- _Task instructions_
Copy out each line exactly; pictures stay out of the copy.

[Figure dataset records]
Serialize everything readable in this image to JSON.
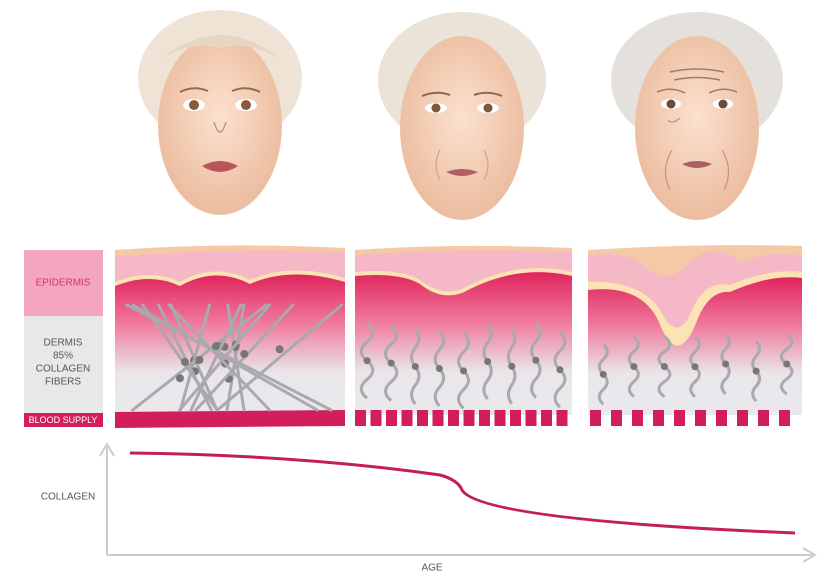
{
  "legend": {
    "epidermis": "EPIDERMIS",
    "dermis": [
      "DERMIS",
      "85%",
      "COLLAGEN",
      "FIBERS"
    ],
    "blood_supply": "BLOOD SUPPLY"
  },
  "graph": {
    "y_label": "COLLAGEN",
    "x_label": "AGE"
  }
}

- _Solution to the problem_
Serialize everything readable in this image to JSON.
{
  "legend": {
    "epidermis": "EPIDERMIS",
    "dermis": [
      "DERMIS",
      "85%",
      "COLLAGEN",
      "FIBERS"
    ],
    "blood_supply": "BLOOD SUPPLY"
  },
  "graph": {
    "y_label": "COLLAGEN",
    "x_label": "AGE"
  }
}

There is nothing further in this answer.